Stated problem:
Copy each line exactly. Leave nothing out.

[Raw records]
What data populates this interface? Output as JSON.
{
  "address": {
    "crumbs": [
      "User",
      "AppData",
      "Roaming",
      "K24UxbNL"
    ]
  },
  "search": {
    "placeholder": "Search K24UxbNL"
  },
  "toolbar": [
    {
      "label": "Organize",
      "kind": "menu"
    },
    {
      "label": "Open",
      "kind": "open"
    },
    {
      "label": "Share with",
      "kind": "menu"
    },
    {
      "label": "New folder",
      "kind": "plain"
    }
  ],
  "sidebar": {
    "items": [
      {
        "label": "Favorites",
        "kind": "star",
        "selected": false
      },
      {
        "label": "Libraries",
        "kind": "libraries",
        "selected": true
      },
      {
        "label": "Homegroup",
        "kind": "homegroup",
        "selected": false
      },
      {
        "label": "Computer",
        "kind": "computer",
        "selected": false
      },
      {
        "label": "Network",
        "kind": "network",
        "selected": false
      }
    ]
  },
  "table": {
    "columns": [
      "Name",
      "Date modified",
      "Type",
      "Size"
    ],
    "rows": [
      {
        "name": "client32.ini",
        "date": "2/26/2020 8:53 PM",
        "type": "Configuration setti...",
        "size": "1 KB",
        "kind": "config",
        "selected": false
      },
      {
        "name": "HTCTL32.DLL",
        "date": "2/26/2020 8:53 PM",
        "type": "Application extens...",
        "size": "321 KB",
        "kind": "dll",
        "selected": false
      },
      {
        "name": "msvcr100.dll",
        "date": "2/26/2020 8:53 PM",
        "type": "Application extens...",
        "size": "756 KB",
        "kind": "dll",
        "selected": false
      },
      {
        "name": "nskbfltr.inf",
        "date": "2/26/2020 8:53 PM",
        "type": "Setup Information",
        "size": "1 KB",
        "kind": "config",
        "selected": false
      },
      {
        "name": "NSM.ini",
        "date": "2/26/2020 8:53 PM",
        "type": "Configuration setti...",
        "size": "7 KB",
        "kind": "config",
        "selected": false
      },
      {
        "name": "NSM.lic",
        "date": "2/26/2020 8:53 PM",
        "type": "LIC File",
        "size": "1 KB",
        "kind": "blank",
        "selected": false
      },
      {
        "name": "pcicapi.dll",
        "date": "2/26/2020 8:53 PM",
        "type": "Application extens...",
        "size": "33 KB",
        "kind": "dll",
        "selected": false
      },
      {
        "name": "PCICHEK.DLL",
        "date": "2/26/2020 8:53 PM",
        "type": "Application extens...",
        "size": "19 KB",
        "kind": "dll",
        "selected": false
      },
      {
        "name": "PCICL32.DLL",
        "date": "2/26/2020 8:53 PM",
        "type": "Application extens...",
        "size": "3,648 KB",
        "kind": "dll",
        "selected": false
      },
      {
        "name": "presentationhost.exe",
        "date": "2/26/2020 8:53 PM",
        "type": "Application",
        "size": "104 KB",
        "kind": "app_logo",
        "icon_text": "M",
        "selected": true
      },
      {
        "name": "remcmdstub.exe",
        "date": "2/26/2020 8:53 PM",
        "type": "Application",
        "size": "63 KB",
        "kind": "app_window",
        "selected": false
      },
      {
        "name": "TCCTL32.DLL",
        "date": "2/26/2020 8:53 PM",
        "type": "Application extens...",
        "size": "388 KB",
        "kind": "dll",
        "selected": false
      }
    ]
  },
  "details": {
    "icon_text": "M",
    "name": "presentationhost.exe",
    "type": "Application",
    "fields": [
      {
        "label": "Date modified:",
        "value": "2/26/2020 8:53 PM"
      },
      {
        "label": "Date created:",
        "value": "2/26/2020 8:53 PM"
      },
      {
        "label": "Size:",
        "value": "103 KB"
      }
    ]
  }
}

Task output:
What data populates this interface? Output as JSON.
{
  "address": {
    "crumbs": [
      "User",
      "AppData",
      "Roaming",
      "K24UxbNL"
    ]
  },
  "search": {
    "placeholder": "Search K24UxbNL"
  },
  "toolbar": [
    {
      "label": "Organize",
      "kind": "menu"
    },
    {
      "label": "Open",
      "kind": "open"
    },
    {
      "label": "Share with",
      "kind": "menu"
    },
    {
      "label": "New folder",
      "kind": "plain"
    }
  ],
  "sidebar": {
    "items": [
      {
        "label": "Favorites",
        "kind": "star",
        "selected": false
      },
      {
        "label": "Libraries",
        "kind": "libraries",
        "selected": true
      },
      {
        "label": "Homegroup",
        "kind": "homegroup",
        "selected": false
      },
      {
        "label": "Computer",
        "kind": "computer",
        "selected": false
      },
      {
        "label": "Network",
        "kind": "network",
        "selected": false
      }
    ]
  },
  "table": {
    "columns": [
      "Name",
      "Date modified",
      "Type",
      "Size"
    ],
    "rows": [
      {
        "name": "client32.ini",
        "date": "2/26/2020 8:53 PM",
        "type": "Configuration setti...",
        "size": "1 KB",
        "kind": "config",
        "selected": false
      },
      {
        "name": "HTCTL32.DLL",
        "date": "2/26/2020 8:53 PM",
        "type": "Application extens...",
        "size": "321 KB",
        "kind": "dll",
        "selected": false
      },
      {
        "name": "msvcr100.dll",
        "date": "2/26/2020 8:53 PM",
        "type": "Application extens...",
        "size": "756 KB",
        "kind": "dll",
        "selected": false
      },
      {
        "name": "nskbfltr.inf",
        "date": "2/26/2020 8:53 PM",
        "type": "Setup Information",
        "size": "1 KB",
        "kind": "config",
        "selected": false
      },
      {
        "name": "NSM.ini",
        "date": "2/26/2020 8:53 PM",
        "type": "Configuration setti...",
        "size": "7 KB",
        "kind": "config",
        "selected": false
      },
      {
        "name": "NSM.lic",
        "date": "2/26/2020 8:53 PM",
        "type": "LIC File",
        "size": "1 KB",
        "kind": "blank",
        "selected": false
      },
      {
        "name": "pcicapi.dll",
        "date": "2/26/2020 8:53 PM",
        "type": "Application extens...",
        "size": "33 KB",
        "kind": "dll",
        "selected": false
      },
      {
        "name": "PCICHEK.DLL",
        "date": "2/26/2020 8:53 PM",
        "type": "Application extens...",
        "size": "19 KB",
        "kind": "dll",
        "selected": false
      },
      {
        "name": "PCICL32.DLL",
        "date": "2/26/2020 8:53 PM",
        "type": "Application extens...",
        "size": "3,648 KB",
        "kind": "dll",
        "selected": false
      },
      {
        "name": "presentationhost.exe",
        "date": "2/26/2020 8:53 PM",
        "type": "Application",
        "size": "104 KB",
        "kind": "app_logo",
        "icon_text": "M",
        "selected": true
      },
      {
        "name": "remcmdstub.exe",
        "date": "2/26/2020 8:53 PM",
        "type": "Application",
        "size": "63 KB",
        "kind": "app_window",
        "selected": false
      },
      {
        "name": "TCCTL32.DLL",
        "date": "2/26/2020 8:53 PM",
        "type": "Application extens...",
        "size": "388 KB",
        "kind": "dll",
        "selected": false
      }
    ]
  },
  "details": {
    "icon_text": "M",
    "name": "presentationhost.exe",
    "type": "Application",
    "fields": [
      {
        "label": "Date modified:",
        "value": "2/26/2020 8:53 PM"
      },
      {
        "label": "Date created:",
        "value": "2/26/2020 8:53 PM"
      },
      {
        "label": "Size:",
        "value": "103 KB"
      }
    ]
  }
}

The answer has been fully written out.